◆ LISTING ◆
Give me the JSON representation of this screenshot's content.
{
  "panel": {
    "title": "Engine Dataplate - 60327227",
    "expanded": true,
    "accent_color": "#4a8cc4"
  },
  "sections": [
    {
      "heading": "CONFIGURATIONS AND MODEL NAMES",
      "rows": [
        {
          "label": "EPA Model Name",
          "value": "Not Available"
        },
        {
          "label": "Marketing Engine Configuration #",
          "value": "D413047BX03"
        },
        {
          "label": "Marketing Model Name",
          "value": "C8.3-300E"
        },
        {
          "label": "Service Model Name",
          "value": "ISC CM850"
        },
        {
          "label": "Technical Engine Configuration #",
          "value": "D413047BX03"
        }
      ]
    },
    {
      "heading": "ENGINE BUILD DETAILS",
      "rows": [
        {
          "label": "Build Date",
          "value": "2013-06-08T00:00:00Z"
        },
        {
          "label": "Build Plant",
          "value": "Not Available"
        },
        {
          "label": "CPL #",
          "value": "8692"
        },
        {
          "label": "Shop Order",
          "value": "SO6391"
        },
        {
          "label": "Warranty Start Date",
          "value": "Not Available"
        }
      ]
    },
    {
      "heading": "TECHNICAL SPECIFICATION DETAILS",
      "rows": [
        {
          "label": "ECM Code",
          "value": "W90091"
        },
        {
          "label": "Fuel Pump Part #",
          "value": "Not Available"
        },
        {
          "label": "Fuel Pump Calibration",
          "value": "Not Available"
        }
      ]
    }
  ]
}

◆ WHAT IS ASKED ◆
From the entries above, collect every line with the string "DETAILS" in it.

◆ OUTPUT BELOW ◆
      "heading": "ENGINE BUILD DETAILS",
      "heading": "TECHNICAL SPECIFICATION DETAILS",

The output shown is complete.